Data in this exercise:
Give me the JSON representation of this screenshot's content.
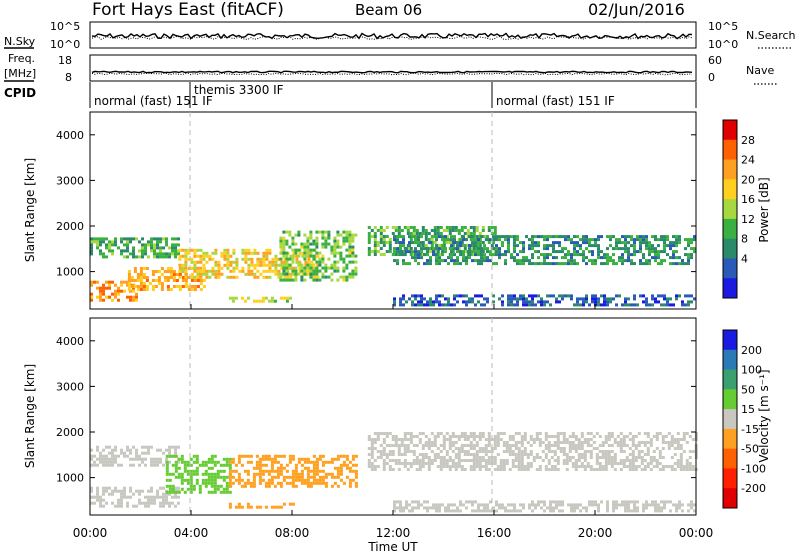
{
  "header": {
    "station": "Fort Hays East (fitACF)",
    "beam": "Beam 06",
    "date": "02/Jun/2016"
  },
  "panels": {
    "nsky_label": "N.Sky",
    "nsky_ticks": [
      "10^5",
      "10^0"
    ],
    "nsearch_label": "N.Search",
    "nsearch_ticks": [
      "10^5",
      "10^0"
    ],
    "freq_label_1": "Freq.",
    "freq_label_2": "[MHz]",
    "freq_ticks": [
      "18",
      "8"
    ],
    "nave_label": "Nave",
    "nave_ticks": [
      "60",
      "0"
    ],
    "cpid_label": "CPID",
    "cpid_segments": [
      {
        "label": "normal (fast) 151 IF",
        "start_hour": 0
      },
      {
        "label": "themis 3300 IF",
        "start_hour": 4
      },
      {
        "label": "normal (fast) 151 IF",
        "start_hour": 16
      }
    ]
  },
  "chart_data": [
    {
      "type": "heatmap",
      "parameter": "Power",
      "ylabel": "Slant Range [km]",
      "xlabel": "Time UT",
      "xlim_hours": [
        0,
        24
      ],
      "ylim": [
        180,
        4500
      ],
      "x_ticks": [
        "00:00",
        "04:00",
        "08:00",
        "12:00",
        "16:00",
        "20:00",
        "00:00"
      ],
      "y_ticks": [
        1000,
        2000,
        3000,
        4000
      ],
      "colorbar": {
        "label": "Power [dB]",
        "ticks": [
          "28",
          "24",
          "20",
          "16",
          "12",
          "8",
          "4"
        ],
        "colors": [
          "#e00000",
          "#ff6000",
          "#ffa020",
          "#ffd020",
          "#a8d840",
          "#3ab040",
          "#2a8a6a",
          "#2a5ab8",
          "#1a1ae0"
        ]
      },
      "scatter_regions": [
        {
          "t0": 0.0,
          "t1": 1.8,
          "r0": 400,
          "r1": 800,
          "level": 24
        },
        {
          "t0": 0.0,
          "t1": 3.5,
          "r0": 1300,
          "r1": 1750,
          "level": 12
        },
        {
          "t0": 1.5,
          "t1": 4.5,
          "r0": 600,
          "r1": 1100,
          "level": 22
        },
        {
          "t0": 3.5,
          "t1": 9.0,
          "r0": 900,
          "r1": 1500,
          "level": 20
        },
        {
          "t0": 5.5,
          "t1": 8.0,
          "r0": 320,
          "r1": 450,
          "level": 18
        },
        {
          "t0": 7.5,
          "t1": 10.5,
          "r0": 800,
          "r1": 1900,
          "level": 14
        },
        {
          "t0": 11.0,
          "t1": 16.0,
          "r0": 1400,
          "r1": 2000,
          "level": 12
        },
        {
          "t0": 12.0,
          "t1": 24.0,
          "r0": 1200,
          "r1": 1800,
          "level": 10
        },
        {
          "t0": 12.0,
          "t1": 24.0,
          "r0": 250,
          "r1": 500,
          "level": 6
        }
      ]
    },
    {
      "type": "heatmap",
      "parameter": "Velocity",
      "ylabel": "Slant Range [km]",
      "xlabel": "Time UT",
      "xlim_hours": [
        0,
        24
      ],
      "ylim": [
        180,
        4500
      ],
      "x_ticks": [
        "00:00",
        "04:00",
        "08:00",
        "12:00",
        "16:00",
        "20:00",
        "00:00"
      ],
      "y_ticks": [
        1000,
        2000,
        3000,
        4000
      ],
      "colorbar": {
        "label": "Velocity [m s⁻¹]",
        "ticks": [
          "200",
          "100",
          "50",
          "15",
          "-15",
          "-50",
          "-100",
          "-200"
        ],
        "colors": [
          "#1a1ae0",
          "#2a7ab8",
          "#3aa070",
          "#66cc33",
          "#c8c8c0",
          "#ffa020",
          "#ff6000",
          "#ff2000",
          "#e00000"
        ]
      },
      "scatter_regions": [
        {
          "t0": 0.0,
          "t1": 3.5,
          "r0": 400,
          "r1": 800,
          "velocity": 0
        },
        {
          "t0": 0.0,
          "t1": 3.5,
          "r0": 1300,
          "r1": 1700,
          "velocity": 0
        },
        {
          "t0": 3.0,
          "t1": 5.5,
          "r0": 700,
          "r1": 1500,
          "velocity": 40
        },
        {
          "t0": 5.5,
          "t1": 10.5,
          "r0": 800,
          "r1": 1500,
          "velocity": -30
        },
        {
          "t0": 5.5,
          "t1": 8.0,
          "r0": 320,
          "r1": 450,
          "velocity": -30
        },
        {
          "t0": 11.0,
          "t1": 24.0,
          "r0": 1200,
          "r1": 2000,
          "velocity": 0
        },
        {
          "t0": 12.0,
          "t1": 24.0,
          "r0": 250,
          "r1": 500,
          "velocity": 0
        }
      ]
    }
  ]
}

What the exercise asks: Quote all the records verbatim, dropping any pictures from your copy.

Worked solution:
Give me the JSON representation of this screenshot's content.
{
  "header": {
    "station": "Fort Hays East (fitACF)",
    "beam": "Beam 06",
    "date": "02/Jun/2016"
  },
  "panels": {
    "nsky_label": "N.Sky",
    "nsky_ticks": [
      "10^5",
      "10^0"
    ],
    "nsearch_label": "N.Search",
    "nsearch_ticks": [
      "10^5",
      "10^0"
    ],
    "freq_label_1": "Freq.",
    "freq_label_2": "[MHz]",
    "freq_ticks": [
      "18",
      "8"
    ],
    "nave_label": "Nave",
    "nave_ticks": [
      "60",
      "0"
    ],
    "cpid_label": "CPID",
    "cpid_segments": [
      {
        "label": "normal (fast) 151 IF",
        "start_hour": 0
      },
      {
        "label": "themis 3300 IF",
        "start_hour": 4
      },
      {
        "label": "normal (fast) 151 IF",
        "start_hour": 16
      }
    ]
  },
  "chart_data": [
    {
      "type": "heatmap",
      "parameter": "Power",
      "ylabel": "Slant Range [km]",
      "xlabel": "Time UT",
      "xlim_hours": [
        0,
        24
      ],
      "ylim": [
        180,
        4500
      ],
      "x_ticks": [
        "00:00",
        "04:00",
        "08:00",
        "12:00",
        "16:00",
        "20:00",
        "00:00"
      ],
      "y_ticks": [
        1000,
        2000,
        3000,
        4000
      ],
      "colorbar": {
        "label": "Power [dB]",
        "ticks": [
          "28",
          "24",
          "20",
          "16",
          "12",
          "8",
          "4"
        ],
        "colors": [
          "#e00000",
          "#ff6000",
          "#ffa020",
          "#ffd020",
          "#a8d840",
          "#3ab040",
          "#2a8a6a",
          "#2a5ab8",
          "#1a1ae0"
        ]
      },
      "scatter_regions": [
        {
          "t0": 0.0,
          "t1": 1.8,
          "r0": 400,
          "r1": 800,
          "level": 24
        },
        {
          "t0": 0.0,
          "t1": 3.5,
          "r0": 1300,
          "r1": 1750,
          "level": 12
        },
        {
          "t0": 1.5,
          "t1": 4.5,
          "r0": 600,
          "r1": 1100,
          "level": 22
        },
        {
          "t0": 3.5,
          "t1": 9.0,
          "r0": 900,
          "r1": 1500,
          "level": 20
        },
        {
          "t0": 5.5,
          "t1": 8.0,
          "r0": 320,
          "r1": 450,
          "level": 18
        },
        {
          "t0": 7.5,
          "t1": 10.5,
          "r0": 800,
          "r1": 1900,
          "level": 14
        },
        {
          "t0": 11.0,
          "t1": 16.0,
          "r0": 1400,
          "r1": 2000,
          "level": 12
        },
        {
          "t0": 12.0,
          "t1": 24.0,
          "r0": 1200,
          "r1": 1800,
          "level": 10
        },
        {
          "t0": 12.0,
          "t1": 24.0,
          "r0": 250,
          "r1": 500,
          "level": 6
        }
      ]
    },
    {
      "type": "heatmap",
      "parameter": "Velocity",
      "ylabel": "Slant Range [km]",
      "xlabel": "Time UT",
      "xlim_hours": [
        0,
        24
      ],
      "ylim": [
        180,
        4500
      ],
      "x_ticks": [
        "00:00",
        "04:00",
        "08:00",
        "12:00",
        "16:00",
        "20:00",
        "00:00"
      ],
      "y_ticks": [
        1000,
        2000,
        3000,
        4000
      ],
      "colorbar": {
        "label": "Velocity [m s⁻¹]",
        "ticks": [
          "200",
          "100",
          "50",
          "15",
          "-15",
          "-50",
          "-100",
          "-200"
        ],
        "colors": [
          "#1a1ae0",
          "#2a7ab8",
          "#3aa070",
          "#66cc33",
          "#c8c8c0",
          "#ffa020",
          "#ff6000",
          "#ff2000",
          "#e00000"
        ]
      },
      "scatter_regions": [
        {
          "t0": 0.0,
          "t1": 3.5,
          "r0": 400,
          "r1": 800,
          "velocity": 0
        },
        {
          "t0": 0.0,
          "t1": 3.5,
          "r0": 1300,
          "r1": 1700,
          "velocity": 0
        },
        {
          "t0": 3.0,
          "t1": 5.5,
          "r0": 700,
          "r1": 1500,
          "velocity": 40
        },
        {
          "t0": 5.5,
          "t1": 10.5,
          "r0": 800,
          "r1": 1500,
          "velocity": -30
        },
        {
          "t0": 5.5,
          "t1": 8.0,
          "r0": 320,
          "r1": 450,
          "velocity": -30
        },
        {
          "t0": 11.0,
          "t1": 24.0,
          "r0": 1200,
          "r1": 2000,
          "velocity": 0
        },
        {
          "t0": 12.0,
          "t1": 24.0,
          "r0": 250,
          "r1": 500,
          "velocity": 0
        }
      ]
    }
  ]
}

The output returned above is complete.